___ Entries provided

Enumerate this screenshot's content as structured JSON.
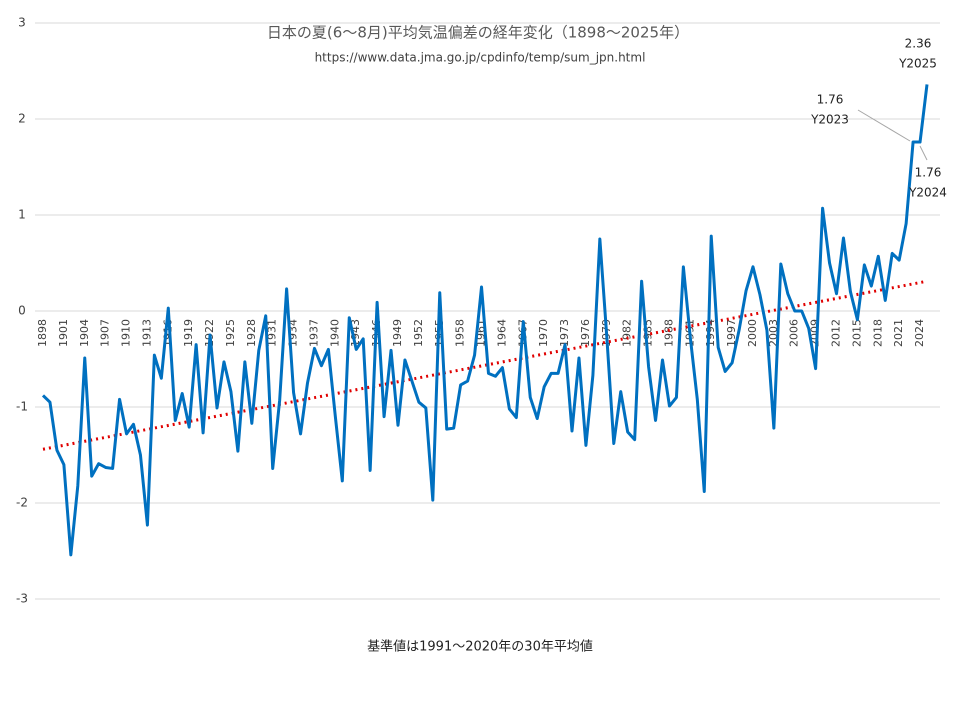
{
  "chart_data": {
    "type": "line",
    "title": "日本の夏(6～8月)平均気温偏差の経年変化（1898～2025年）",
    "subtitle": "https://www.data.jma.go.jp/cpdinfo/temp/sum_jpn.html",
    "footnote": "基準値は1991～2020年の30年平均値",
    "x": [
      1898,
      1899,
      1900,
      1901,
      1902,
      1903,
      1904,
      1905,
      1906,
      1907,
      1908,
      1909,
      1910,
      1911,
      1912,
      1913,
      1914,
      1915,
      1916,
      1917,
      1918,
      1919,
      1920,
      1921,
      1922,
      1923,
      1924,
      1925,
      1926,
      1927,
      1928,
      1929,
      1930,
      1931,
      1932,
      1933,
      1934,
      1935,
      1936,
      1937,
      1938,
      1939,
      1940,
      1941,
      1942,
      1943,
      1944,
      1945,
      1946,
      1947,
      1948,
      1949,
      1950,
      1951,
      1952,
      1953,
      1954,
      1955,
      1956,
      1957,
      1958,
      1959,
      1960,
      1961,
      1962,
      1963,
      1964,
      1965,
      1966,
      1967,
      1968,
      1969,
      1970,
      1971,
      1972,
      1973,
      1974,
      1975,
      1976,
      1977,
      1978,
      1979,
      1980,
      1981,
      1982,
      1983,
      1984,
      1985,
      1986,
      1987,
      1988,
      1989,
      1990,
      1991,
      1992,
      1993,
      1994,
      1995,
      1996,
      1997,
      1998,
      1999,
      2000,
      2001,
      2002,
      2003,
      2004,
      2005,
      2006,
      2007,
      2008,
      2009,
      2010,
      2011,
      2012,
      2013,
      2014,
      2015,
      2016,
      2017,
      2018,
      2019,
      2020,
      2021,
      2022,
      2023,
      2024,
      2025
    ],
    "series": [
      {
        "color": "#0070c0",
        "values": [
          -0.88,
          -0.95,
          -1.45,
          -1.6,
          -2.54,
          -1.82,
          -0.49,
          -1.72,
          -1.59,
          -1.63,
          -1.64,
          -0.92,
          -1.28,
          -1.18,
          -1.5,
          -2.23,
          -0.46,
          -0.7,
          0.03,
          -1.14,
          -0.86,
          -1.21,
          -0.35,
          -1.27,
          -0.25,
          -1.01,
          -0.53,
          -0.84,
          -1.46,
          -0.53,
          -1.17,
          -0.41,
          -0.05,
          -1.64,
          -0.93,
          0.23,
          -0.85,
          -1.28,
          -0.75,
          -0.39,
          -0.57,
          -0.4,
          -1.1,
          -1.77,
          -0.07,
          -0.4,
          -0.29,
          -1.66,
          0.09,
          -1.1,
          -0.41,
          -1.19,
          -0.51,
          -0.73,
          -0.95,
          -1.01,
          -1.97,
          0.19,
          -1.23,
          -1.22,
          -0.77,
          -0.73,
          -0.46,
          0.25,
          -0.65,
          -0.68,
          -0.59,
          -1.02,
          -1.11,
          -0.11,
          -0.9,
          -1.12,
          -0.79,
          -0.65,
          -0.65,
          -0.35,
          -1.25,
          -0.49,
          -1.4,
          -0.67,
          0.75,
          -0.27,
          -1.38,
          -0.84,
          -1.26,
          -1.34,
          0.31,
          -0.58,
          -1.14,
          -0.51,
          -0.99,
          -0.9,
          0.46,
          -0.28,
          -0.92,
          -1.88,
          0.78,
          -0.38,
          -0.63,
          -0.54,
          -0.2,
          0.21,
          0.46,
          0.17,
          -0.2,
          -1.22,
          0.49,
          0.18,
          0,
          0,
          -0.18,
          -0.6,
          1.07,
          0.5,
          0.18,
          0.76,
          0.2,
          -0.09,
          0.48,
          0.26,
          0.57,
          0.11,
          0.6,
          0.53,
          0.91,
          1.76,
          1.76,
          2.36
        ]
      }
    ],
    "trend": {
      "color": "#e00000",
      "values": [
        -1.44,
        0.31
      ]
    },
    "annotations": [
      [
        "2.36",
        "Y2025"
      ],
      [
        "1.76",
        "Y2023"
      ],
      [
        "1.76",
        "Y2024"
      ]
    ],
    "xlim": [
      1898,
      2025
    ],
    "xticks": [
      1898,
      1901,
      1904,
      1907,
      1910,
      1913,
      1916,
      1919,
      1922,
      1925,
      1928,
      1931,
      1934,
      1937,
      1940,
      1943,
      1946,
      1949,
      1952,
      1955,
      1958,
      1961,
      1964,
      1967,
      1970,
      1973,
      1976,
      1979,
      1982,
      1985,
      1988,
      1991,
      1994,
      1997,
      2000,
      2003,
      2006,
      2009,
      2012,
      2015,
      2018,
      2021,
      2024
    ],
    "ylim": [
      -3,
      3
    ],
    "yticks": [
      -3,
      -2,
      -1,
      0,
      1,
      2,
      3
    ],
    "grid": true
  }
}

______
___ Entries provided

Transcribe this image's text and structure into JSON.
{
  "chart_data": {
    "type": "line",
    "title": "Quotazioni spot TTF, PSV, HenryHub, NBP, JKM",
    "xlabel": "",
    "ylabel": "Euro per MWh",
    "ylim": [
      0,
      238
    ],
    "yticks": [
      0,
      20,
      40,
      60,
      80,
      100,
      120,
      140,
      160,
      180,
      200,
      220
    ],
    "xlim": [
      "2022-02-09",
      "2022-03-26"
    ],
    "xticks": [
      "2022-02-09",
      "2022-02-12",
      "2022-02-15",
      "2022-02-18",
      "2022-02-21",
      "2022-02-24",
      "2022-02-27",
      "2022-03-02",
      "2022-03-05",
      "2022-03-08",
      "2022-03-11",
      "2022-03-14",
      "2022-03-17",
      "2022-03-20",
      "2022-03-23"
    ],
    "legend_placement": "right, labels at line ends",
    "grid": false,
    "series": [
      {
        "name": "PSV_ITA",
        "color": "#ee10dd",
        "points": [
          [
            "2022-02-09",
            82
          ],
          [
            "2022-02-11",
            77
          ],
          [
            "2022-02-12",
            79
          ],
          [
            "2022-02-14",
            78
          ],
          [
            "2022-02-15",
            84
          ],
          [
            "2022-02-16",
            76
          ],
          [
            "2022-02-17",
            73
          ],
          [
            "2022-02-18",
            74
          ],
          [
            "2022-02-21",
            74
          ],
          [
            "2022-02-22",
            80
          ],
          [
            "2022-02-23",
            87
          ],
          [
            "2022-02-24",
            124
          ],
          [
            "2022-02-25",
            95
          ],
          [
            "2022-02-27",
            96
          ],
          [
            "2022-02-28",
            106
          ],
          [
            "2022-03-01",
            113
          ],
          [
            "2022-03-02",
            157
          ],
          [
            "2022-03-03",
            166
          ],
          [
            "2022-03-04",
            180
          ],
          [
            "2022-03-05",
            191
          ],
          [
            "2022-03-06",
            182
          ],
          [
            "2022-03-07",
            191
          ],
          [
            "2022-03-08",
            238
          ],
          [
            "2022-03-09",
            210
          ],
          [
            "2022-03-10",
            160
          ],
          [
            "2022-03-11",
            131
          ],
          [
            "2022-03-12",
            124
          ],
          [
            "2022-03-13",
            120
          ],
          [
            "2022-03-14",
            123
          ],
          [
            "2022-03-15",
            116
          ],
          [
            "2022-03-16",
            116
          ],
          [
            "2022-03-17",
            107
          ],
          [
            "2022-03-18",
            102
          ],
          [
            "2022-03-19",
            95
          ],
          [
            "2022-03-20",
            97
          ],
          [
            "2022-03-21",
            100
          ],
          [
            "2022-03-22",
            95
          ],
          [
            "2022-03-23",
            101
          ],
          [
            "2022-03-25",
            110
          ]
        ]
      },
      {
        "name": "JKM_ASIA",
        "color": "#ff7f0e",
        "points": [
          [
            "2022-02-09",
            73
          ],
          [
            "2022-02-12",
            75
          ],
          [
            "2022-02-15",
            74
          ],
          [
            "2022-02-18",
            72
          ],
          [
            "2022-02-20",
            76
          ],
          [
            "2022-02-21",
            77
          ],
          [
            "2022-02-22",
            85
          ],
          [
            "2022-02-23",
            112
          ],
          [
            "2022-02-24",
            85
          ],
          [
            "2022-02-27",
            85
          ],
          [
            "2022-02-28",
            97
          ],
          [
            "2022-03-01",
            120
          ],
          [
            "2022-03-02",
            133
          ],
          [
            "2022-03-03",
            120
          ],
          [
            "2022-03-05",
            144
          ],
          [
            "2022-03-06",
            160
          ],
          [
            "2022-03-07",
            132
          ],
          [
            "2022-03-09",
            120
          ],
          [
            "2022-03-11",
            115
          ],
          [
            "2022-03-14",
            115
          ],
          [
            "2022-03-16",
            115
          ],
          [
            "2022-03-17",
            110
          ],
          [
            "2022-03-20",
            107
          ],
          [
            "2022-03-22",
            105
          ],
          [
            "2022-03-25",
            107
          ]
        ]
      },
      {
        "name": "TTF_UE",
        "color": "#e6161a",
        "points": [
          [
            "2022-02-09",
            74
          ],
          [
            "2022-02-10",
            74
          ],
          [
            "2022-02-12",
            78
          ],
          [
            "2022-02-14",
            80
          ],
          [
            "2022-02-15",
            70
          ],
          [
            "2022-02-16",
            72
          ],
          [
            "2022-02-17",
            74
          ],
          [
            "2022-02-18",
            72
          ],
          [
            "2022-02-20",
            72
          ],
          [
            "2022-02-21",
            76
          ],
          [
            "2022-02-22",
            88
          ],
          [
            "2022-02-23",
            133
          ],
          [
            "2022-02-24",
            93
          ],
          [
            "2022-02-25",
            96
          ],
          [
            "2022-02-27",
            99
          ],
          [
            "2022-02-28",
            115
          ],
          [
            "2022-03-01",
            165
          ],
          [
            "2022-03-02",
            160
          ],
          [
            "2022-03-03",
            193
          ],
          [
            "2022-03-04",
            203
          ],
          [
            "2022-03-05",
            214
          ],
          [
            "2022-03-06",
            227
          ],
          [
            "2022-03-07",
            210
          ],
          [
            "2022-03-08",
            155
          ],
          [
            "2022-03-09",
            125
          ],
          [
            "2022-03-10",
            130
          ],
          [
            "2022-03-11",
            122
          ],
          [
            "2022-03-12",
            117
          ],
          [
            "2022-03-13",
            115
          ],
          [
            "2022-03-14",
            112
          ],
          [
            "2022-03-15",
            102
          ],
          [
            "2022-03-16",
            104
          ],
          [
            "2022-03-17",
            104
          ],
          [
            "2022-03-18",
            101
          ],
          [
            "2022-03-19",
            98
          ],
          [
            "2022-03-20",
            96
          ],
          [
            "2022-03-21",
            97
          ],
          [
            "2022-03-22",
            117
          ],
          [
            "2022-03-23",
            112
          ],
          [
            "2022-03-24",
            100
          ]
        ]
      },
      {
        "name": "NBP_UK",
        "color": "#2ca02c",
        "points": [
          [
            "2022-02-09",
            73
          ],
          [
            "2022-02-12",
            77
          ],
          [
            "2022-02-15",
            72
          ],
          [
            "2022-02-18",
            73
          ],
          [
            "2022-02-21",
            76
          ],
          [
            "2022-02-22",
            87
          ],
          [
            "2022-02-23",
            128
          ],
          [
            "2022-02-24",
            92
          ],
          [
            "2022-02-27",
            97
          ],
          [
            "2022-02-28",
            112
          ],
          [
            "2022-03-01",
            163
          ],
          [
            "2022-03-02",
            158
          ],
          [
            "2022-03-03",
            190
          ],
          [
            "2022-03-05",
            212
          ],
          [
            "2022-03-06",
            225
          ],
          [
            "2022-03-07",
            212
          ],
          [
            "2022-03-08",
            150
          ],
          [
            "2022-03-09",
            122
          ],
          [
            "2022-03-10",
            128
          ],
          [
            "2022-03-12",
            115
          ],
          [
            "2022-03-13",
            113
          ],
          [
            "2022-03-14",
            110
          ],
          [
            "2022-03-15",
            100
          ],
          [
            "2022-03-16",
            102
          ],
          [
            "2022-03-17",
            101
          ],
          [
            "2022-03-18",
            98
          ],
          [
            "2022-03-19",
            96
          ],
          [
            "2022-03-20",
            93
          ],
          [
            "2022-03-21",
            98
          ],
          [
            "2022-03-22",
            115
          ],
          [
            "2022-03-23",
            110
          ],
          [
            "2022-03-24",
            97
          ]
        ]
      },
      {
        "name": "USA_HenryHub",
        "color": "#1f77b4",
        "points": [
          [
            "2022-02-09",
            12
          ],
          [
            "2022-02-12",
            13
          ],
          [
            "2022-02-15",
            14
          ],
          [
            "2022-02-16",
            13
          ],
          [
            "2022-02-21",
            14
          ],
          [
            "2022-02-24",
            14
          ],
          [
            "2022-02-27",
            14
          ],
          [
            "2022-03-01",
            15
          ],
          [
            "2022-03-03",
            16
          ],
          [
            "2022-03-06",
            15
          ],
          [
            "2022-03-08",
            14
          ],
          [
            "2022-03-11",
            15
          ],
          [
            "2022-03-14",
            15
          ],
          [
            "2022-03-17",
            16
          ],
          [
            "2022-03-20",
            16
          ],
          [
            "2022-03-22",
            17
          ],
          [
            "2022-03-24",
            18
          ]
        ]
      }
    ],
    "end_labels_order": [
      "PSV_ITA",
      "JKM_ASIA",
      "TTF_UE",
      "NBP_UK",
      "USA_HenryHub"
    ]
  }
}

______
___ Entries provided

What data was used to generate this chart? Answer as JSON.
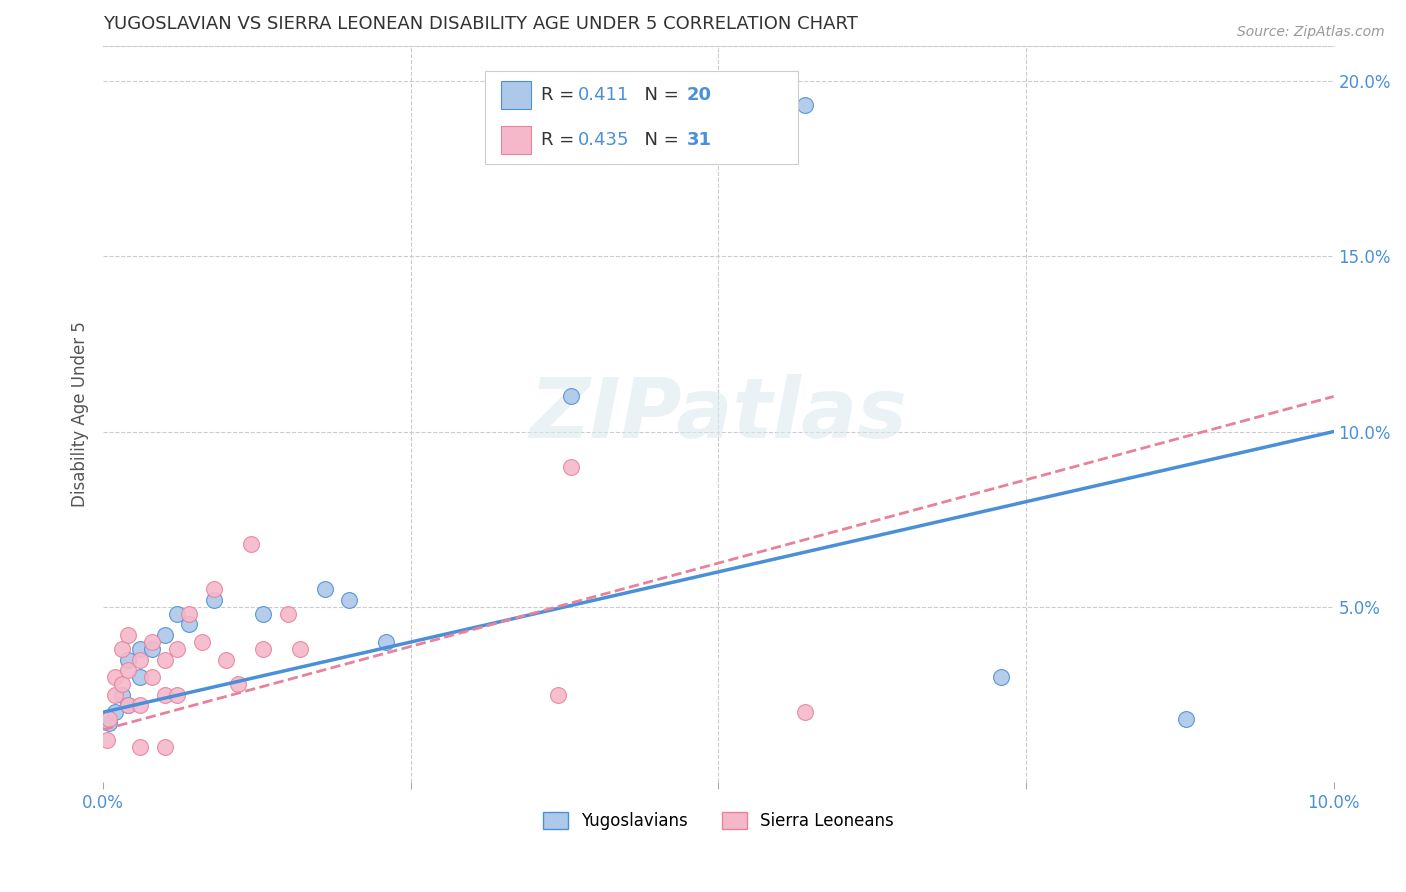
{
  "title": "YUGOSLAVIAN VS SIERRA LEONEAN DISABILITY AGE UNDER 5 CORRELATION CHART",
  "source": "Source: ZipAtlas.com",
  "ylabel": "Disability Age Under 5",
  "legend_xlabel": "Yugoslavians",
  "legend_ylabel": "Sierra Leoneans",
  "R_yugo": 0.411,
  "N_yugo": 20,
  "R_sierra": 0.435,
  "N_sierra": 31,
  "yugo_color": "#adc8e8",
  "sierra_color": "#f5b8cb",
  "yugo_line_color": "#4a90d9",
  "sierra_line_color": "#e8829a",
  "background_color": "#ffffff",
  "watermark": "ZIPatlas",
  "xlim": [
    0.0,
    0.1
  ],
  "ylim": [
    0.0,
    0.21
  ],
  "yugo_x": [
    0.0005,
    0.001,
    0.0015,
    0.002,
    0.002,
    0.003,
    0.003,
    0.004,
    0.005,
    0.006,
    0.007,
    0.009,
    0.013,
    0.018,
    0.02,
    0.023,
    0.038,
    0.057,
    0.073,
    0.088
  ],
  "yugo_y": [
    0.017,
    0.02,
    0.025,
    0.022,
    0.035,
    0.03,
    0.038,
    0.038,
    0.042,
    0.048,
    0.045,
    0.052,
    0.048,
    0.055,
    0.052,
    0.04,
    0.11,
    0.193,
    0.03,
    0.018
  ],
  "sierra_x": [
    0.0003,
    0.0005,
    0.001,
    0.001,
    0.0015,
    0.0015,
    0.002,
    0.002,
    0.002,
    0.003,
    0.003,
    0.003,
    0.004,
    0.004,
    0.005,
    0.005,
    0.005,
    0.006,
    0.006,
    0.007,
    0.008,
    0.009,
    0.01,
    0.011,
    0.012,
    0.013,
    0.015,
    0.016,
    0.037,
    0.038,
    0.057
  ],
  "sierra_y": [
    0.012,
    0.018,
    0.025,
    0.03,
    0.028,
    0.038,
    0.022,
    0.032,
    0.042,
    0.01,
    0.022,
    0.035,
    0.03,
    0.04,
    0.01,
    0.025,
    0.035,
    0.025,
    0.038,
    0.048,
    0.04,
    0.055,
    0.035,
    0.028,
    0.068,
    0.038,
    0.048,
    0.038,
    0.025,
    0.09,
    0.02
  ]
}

______

From the records above, pick out and copy each line holding the word "this".

Enumerate this screenshot's content as structured JSON.
Transcribe this image's text and structure into JSON.
What data was used to generate this chart? Answer as JSON.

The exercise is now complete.